__GIVEN REQUEST__. From the listing below, pull each line that includes "مسلوق".

__MATERIAL__.

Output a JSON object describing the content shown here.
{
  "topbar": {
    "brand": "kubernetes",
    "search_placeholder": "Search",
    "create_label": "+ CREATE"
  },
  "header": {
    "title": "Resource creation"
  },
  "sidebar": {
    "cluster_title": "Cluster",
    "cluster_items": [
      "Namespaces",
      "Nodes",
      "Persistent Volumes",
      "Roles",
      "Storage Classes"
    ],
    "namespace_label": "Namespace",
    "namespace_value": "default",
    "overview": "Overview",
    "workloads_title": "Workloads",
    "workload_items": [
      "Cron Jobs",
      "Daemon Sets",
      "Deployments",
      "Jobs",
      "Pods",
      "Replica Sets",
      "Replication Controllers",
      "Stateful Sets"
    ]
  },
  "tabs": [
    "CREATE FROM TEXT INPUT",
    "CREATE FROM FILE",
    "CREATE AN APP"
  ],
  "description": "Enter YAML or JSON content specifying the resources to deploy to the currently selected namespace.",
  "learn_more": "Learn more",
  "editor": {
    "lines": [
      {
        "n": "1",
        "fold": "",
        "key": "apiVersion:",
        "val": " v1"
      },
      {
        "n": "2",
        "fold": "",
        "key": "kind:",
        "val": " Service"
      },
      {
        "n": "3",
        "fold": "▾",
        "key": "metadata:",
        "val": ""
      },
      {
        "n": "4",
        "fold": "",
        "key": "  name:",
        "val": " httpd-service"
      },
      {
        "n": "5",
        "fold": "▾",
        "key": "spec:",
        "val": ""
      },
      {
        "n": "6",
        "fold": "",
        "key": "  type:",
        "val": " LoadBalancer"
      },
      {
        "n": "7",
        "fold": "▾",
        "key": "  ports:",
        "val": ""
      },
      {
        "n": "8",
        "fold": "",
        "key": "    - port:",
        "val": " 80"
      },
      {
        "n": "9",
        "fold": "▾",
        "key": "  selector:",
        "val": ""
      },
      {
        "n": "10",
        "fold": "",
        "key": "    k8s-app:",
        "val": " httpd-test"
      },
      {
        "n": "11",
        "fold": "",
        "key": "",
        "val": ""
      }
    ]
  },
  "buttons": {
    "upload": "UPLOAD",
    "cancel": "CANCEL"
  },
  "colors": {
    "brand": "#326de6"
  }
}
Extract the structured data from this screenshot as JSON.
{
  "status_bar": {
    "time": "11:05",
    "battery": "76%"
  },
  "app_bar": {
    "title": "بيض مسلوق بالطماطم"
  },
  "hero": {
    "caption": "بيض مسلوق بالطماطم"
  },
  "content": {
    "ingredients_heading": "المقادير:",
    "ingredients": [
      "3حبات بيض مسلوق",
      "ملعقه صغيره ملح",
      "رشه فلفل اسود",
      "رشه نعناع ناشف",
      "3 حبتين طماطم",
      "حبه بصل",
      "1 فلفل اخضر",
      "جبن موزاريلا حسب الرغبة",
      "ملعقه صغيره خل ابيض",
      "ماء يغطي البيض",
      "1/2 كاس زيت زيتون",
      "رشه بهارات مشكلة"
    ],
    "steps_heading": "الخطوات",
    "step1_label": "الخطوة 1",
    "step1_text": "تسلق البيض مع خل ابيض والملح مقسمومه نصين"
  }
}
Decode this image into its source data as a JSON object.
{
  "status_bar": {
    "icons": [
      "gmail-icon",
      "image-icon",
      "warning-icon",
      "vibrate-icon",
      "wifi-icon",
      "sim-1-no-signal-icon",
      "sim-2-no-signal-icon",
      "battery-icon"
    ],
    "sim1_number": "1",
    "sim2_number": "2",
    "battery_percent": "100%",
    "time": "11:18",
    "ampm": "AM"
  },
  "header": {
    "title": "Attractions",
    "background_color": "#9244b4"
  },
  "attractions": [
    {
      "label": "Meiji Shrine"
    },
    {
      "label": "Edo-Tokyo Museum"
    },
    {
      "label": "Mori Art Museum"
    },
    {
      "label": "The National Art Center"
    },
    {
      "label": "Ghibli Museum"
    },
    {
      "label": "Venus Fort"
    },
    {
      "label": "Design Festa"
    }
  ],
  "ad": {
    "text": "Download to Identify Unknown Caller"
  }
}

__FINAL RESULT__.
    "title": "بيض مسلوق بالطماطم"
    "caption": "بيض مسلوق بالطماطم"
      "3حبات بيض مسلوق",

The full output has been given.